▶ PROBLEM REQUIREMENTS:
Where a line contains the string "this", copy that line.

____ RECORDED INFORMATION

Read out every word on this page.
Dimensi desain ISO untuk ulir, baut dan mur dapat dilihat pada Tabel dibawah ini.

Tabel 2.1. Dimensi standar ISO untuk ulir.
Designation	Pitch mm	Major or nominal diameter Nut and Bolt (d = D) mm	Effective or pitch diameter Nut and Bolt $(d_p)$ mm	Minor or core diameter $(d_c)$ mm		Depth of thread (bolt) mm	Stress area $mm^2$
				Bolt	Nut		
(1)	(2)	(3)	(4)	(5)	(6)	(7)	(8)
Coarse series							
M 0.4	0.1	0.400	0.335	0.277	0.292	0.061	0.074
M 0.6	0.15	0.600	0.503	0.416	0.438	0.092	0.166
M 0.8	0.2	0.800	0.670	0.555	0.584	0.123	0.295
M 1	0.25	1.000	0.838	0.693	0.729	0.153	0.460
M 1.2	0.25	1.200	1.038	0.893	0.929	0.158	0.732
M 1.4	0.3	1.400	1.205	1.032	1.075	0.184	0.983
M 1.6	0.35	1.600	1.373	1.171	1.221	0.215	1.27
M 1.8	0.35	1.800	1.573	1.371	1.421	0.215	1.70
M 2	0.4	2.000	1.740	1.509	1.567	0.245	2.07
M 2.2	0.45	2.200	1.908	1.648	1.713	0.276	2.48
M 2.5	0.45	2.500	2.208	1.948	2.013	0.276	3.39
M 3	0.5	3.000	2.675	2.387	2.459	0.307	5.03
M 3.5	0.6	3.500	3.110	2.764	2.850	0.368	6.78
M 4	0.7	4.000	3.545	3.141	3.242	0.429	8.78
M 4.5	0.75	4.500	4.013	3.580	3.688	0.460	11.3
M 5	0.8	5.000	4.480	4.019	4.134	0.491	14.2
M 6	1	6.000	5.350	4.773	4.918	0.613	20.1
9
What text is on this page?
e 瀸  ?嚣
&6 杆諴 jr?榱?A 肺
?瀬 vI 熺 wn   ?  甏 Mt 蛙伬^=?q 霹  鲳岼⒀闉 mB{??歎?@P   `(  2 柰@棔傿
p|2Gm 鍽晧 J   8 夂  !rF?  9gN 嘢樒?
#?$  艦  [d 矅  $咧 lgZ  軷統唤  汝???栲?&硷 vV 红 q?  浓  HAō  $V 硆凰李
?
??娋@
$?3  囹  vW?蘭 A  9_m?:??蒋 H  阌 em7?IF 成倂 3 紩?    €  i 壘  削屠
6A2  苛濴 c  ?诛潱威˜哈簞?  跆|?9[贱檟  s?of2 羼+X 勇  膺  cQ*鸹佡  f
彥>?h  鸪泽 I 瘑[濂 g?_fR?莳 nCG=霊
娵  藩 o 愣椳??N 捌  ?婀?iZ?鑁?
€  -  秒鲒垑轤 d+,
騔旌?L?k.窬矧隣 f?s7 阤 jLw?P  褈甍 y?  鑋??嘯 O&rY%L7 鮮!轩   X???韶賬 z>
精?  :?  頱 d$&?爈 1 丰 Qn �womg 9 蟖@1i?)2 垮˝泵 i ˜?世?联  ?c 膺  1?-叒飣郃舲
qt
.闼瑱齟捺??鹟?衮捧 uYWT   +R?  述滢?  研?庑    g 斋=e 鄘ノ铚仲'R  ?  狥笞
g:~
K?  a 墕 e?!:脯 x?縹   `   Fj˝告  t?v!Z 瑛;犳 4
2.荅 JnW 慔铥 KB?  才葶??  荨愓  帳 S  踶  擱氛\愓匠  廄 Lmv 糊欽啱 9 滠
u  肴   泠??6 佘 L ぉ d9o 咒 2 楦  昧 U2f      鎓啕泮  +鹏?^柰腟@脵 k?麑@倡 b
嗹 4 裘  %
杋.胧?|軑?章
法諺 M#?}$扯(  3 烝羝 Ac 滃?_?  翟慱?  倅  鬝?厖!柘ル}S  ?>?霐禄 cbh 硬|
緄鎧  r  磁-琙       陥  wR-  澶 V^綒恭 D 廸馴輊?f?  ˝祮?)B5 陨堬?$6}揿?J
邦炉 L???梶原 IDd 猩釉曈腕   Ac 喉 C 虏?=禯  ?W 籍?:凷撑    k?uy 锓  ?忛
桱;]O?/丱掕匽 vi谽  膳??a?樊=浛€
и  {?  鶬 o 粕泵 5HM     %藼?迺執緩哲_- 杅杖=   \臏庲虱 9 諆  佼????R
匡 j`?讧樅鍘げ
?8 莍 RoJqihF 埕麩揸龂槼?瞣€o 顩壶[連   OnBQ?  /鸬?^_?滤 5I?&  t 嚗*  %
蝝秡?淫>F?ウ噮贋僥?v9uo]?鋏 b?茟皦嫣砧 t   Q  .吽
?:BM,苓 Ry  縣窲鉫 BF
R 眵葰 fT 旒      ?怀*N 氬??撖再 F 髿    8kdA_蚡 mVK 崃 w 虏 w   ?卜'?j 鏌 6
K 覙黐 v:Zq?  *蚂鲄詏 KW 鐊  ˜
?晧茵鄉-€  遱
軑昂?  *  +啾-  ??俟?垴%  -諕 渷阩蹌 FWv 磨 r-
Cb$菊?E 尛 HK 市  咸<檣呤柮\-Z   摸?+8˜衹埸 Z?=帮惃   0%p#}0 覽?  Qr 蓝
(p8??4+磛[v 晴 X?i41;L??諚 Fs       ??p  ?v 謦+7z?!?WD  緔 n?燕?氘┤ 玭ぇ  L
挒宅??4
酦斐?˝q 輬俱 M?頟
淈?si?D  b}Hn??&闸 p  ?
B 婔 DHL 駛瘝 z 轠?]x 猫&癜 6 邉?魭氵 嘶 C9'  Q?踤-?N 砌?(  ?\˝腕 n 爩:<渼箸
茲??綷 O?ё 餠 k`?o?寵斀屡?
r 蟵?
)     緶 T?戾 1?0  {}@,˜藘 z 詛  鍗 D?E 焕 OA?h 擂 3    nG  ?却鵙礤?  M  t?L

________

▶ SOLUTION:
Read out every word on this page.
What text is on this page?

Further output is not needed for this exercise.